- DIRECTION:
Every record below is to be retyped exactly.
[Start DATASET RECORDS]
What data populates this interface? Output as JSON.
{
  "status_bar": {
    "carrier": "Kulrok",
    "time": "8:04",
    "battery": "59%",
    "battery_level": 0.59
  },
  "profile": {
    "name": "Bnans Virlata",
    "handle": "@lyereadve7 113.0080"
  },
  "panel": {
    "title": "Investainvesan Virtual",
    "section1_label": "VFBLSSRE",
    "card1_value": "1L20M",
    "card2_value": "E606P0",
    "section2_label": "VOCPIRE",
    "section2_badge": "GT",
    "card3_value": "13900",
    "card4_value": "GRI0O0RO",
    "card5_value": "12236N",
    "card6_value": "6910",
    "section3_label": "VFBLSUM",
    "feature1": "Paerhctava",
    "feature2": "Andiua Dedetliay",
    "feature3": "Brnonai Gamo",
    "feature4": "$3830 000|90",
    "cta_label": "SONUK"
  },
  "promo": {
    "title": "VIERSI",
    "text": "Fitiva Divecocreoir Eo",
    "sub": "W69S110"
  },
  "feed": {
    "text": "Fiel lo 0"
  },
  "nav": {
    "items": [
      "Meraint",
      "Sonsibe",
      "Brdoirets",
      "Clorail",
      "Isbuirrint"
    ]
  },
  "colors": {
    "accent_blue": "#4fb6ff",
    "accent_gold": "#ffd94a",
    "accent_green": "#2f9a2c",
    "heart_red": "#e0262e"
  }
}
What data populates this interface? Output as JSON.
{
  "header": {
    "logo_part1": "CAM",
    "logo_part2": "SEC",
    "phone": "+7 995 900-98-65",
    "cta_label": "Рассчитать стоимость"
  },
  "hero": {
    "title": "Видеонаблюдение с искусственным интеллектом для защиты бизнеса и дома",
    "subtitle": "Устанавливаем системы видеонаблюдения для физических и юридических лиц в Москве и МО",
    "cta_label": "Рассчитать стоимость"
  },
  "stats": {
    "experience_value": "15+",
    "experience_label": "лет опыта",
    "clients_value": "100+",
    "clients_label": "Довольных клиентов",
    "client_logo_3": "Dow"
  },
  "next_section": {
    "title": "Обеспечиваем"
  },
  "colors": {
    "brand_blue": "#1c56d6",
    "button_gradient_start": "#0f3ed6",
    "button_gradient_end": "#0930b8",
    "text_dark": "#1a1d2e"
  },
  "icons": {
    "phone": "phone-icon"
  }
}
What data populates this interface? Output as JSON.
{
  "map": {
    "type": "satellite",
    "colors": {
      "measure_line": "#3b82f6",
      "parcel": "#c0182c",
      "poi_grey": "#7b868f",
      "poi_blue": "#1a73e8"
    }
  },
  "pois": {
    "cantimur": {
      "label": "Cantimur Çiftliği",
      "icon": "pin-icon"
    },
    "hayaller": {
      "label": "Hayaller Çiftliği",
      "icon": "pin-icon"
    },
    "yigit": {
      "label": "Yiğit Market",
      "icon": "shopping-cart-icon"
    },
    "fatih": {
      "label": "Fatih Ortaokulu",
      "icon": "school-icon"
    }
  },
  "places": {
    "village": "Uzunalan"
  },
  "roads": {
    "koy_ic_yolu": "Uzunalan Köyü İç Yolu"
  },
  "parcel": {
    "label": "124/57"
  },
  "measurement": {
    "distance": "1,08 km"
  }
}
[End DATASET RECORDS]
- OUTPUT FOR THIS TASK:
What data populates this interface? Output as JSON.
{
  "status_bar": {
    "carrier": "Kulrok",
    "time": "8:04",
    "battery": "59%",
    "battery_level": 0.59
  },
  "profile": {
    "name": "Bnans Virlata",
    "handle": "@lyereadve7 113.0080"
  },
  "panel": {
    "title": "Investainvesan Virtual",
    "section1_label": "VFBLSSRE",
    "card1_value": "1L20M",
    "card2_value": "E606P0",
    "section2_label": "VOCPIRE",
    "section2_badge": "GT",
    "card3_value": "13900",
    "card4_value": "GRI0O0RO",
    "card5_value": "12236N",
    "card6_value": "6910",
    "section3_label": "VFBLSUM",
    "feature1": "Paerhctava",
    "feature2": "Andiua Dedetliay",
    "feature3": "Brnonai Gamo",
    "feature4": "$3830 000|90",
    "cta_label": "SONUK"
  },
  "promo": {
    "title": "VIERSI",
    "text": "Fitiva Divecocreoir Eo",
    "sub": "W69S110"
  },
  "feed": {
    "text": "Fiel lo 0"
  },
  "nav": {
    "items": [
      "Meraint",
      "Sonsibe",
      "Brdoirets",
      "Clorail",
      "Isbuirrint"
    ]
  },
  "colors": {
    "accent_blue": "#4fb6ff",
    "accent_gold": "#ffd94a",
    "accent_green": "#2f9a2c",
    "heart_red": "#e0262e"
  }
}
What data populates this interface? Output as JSON.
{
  "header": {
    "logo_part1": "CAM",
    "logo_part2": "SEC",
    "phone": "+7 995 900-98-65",
    "cta_label": "Рассчитать стоимость"
  },
  "hero": {
    "title": "Видеонаблюдение с искусственным интеллектом для защиты бизнеса и дома",
    "subtitle": "Устанавливаем системы видеонаблюдения для физических и юридических лиц в Москве и МО",
    "cta_label": "Рассчитать стоимость"
  },
  "stats": {
    "experience_value": "15+",
    "experience_label": "лет опыта",
    "clients_value": "100+",
    "clients_label": "Довольных клиентов",
    "client_logo_3": "Dow"
  },
  "next_section": {
    "title": "Обеспечиваем"
  },
  "colors": {
    "brand_blue": "#1c56d6",
    "button_gradient_start": "#0f3ed6",
    "button_gradient_end": "#0930b8",
    "text_dark": "#1a1d2e"
  },
  "icons": {
    "phone": "phone-icon"
  }
}
What data populates this interface? Output as JSON.
{
  "map": {
    "type": "satellite",
    "colors": {
      "measure_line": "#3b82f6",
      "parcel": "#c0182c",
      "poi_grey": "#7b868f",
      "poi_blue": "#1a73e8"
    }
  },
  "pois": {
    "cantimur": {
      "label": "Cantimur Çiftliği",
      "icon": "pin-icon"
    },
    "hayaller": {
      "label": "Hayaller Çiftliği",
      "icon": "pin-icon"
    },
    "yigit": {
      "label": "Yiğit Market",
      "icon": "shopping-cart-icon"
    },
    "fatih": {
      "label": "Fatih Ortaokulu",
      "icon": "school-icon"
    }
  },
  "places": {
    "village": "Uzunalan"
  },
  "roads": {
    "koy_ic_yolu": "Uzunalan Köyü İç Yolu"
  },
  "parcel": {
    "label": "124/57"
  },
  "measurement": {
    "distance": "1,08 km"
  }
}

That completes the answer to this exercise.